• Prompt
Reproduce each line from the records that holds "Windows".

• Working data
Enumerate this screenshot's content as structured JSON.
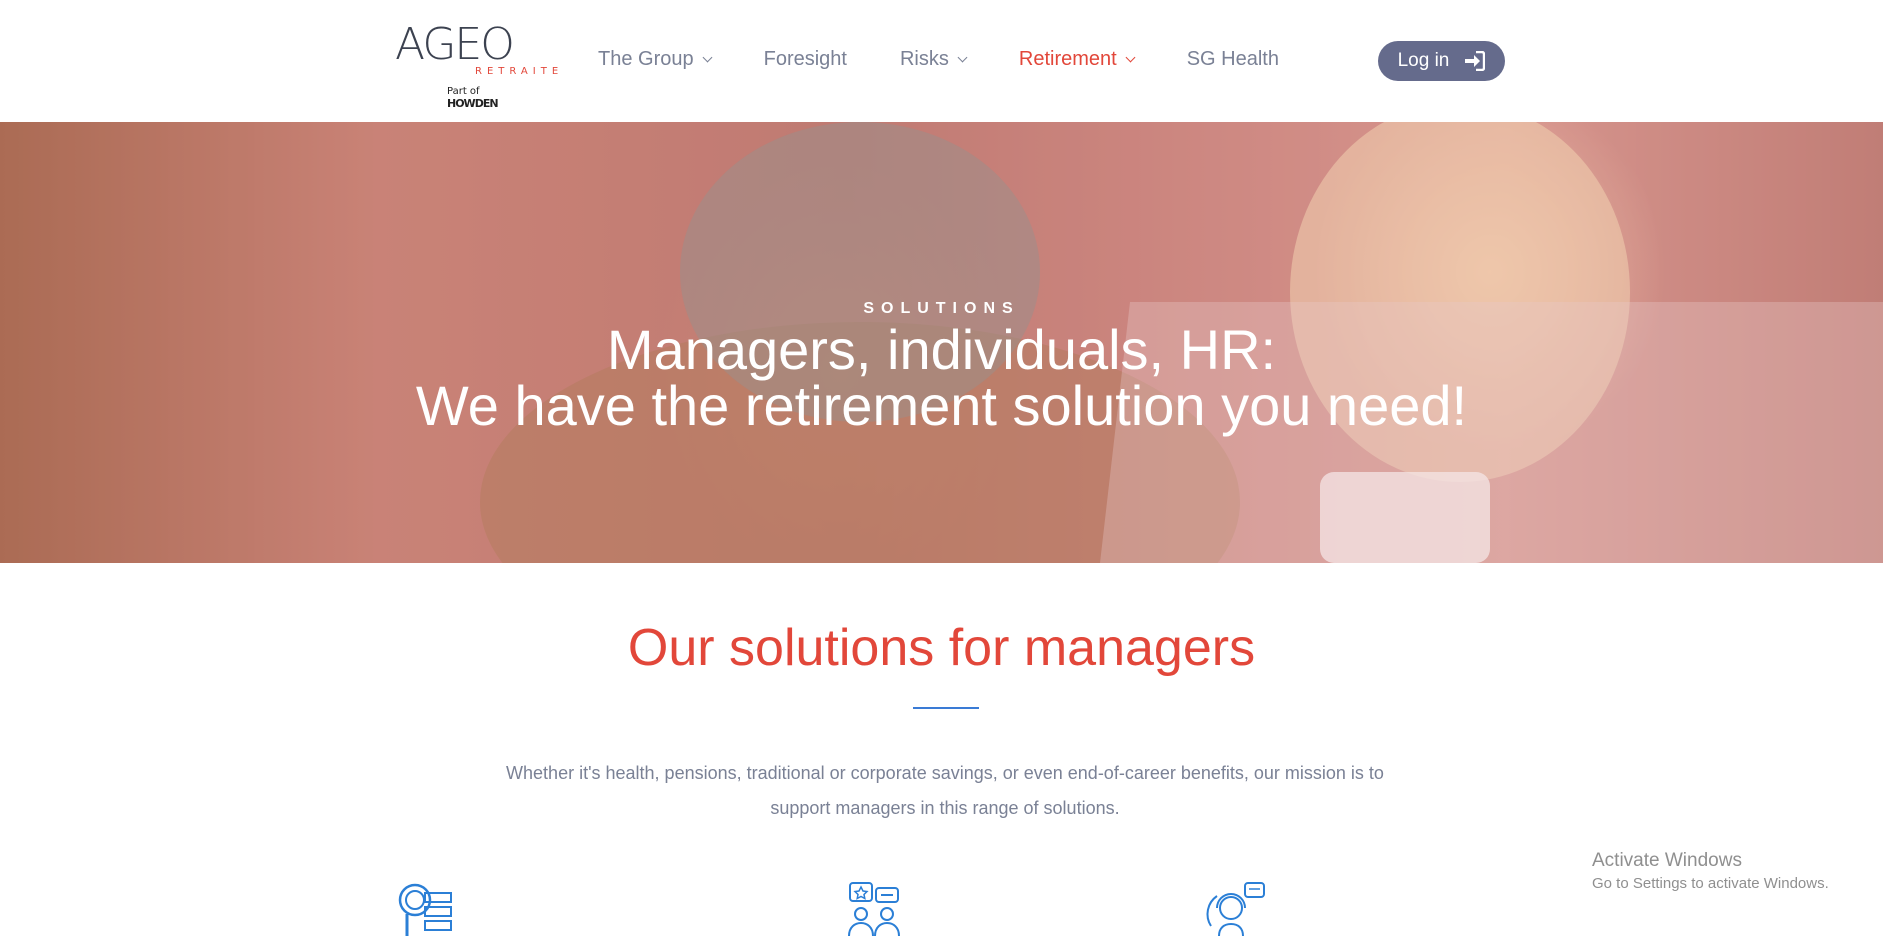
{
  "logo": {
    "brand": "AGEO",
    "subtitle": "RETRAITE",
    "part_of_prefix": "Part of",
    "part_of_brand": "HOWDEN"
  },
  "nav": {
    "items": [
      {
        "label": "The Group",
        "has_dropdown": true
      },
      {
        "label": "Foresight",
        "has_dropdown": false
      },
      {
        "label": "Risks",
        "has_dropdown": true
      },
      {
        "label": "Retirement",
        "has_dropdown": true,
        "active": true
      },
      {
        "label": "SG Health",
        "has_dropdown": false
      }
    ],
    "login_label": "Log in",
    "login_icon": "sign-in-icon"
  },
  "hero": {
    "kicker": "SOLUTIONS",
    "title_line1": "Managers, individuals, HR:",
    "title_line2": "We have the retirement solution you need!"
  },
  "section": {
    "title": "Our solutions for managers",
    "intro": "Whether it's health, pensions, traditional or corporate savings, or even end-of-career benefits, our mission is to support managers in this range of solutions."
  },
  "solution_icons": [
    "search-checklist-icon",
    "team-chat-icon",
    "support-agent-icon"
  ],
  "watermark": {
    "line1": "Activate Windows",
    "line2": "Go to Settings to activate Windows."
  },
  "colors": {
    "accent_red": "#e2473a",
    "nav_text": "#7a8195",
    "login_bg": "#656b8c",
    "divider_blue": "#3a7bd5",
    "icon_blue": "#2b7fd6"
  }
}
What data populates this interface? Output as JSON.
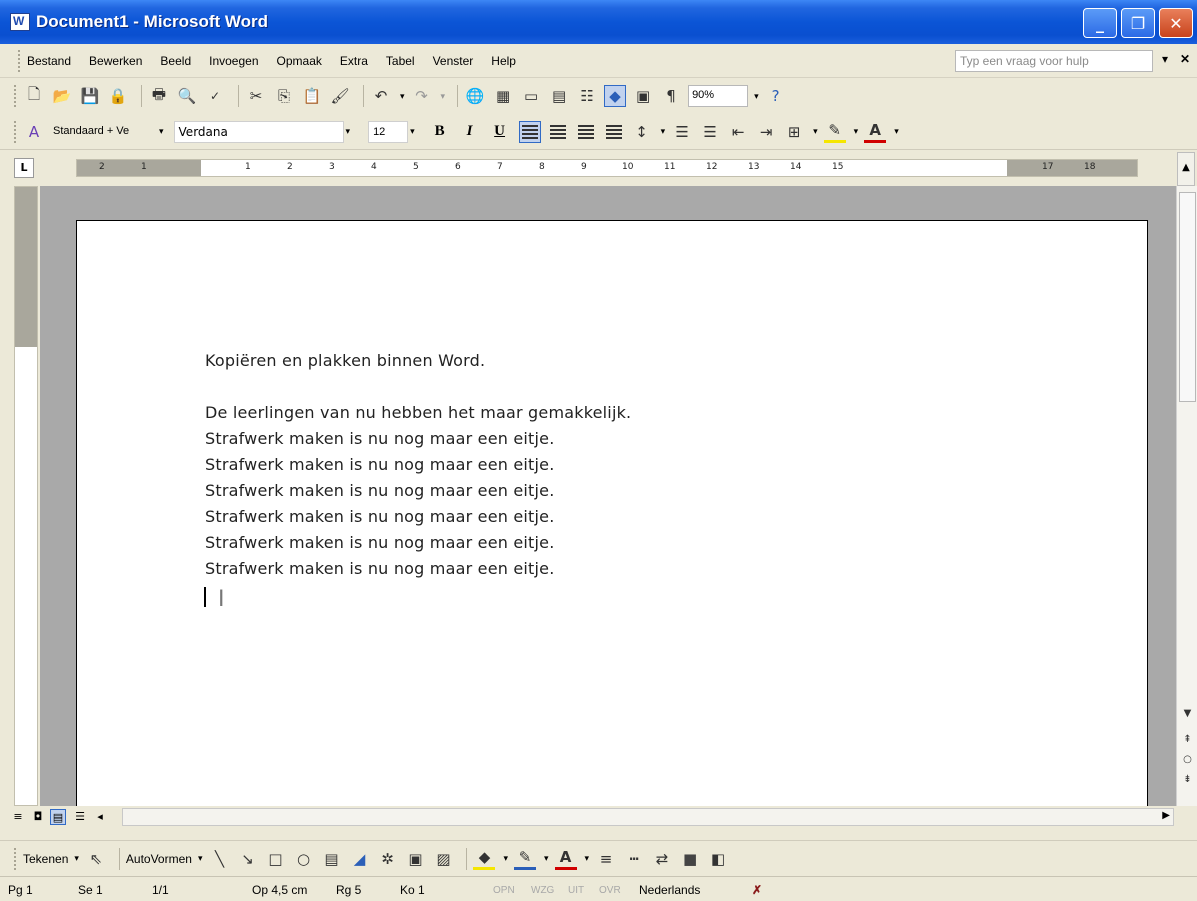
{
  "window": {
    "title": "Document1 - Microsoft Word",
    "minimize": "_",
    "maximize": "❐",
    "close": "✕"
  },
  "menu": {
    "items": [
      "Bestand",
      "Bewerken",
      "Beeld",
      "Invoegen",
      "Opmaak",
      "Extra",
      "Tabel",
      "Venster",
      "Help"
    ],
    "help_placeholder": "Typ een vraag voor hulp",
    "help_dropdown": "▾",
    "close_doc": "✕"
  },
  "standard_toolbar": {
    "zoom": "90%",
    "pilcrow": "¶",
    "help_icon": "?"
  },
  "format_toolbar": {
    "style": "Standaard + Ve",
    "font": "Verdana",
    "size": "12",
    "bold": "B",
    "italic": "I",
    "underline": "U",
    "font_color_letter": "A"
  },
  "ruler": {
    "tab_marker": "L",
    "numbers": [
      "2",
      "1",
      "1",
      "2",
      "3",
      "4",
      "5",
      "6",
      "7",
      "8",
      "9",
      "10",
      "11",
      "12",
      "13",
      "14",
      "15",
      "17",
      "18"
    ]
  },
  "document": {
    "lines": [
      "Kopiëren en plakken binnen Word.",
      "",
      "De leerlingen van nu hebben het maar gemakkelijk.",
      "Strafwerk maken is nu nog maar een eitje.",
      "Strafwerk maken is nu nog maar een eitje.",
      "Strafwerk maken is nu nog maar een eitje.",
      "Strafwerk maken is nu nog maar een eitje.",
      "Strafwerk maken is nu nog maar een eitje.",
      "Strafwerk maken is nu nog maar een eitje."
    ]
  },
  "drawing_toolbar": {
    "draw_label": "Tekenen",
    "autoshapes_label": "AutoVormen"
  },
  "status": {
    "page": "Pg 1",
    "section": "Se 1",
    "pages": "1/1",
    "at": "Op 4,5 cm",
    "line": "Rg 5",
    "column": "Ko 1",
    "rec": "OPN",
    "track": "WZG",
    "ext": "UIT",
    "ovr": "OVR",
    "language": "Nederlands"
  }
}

• Result below
    "line1": "Activate Windows",
    "line2": "Go to Settings to activate Windows."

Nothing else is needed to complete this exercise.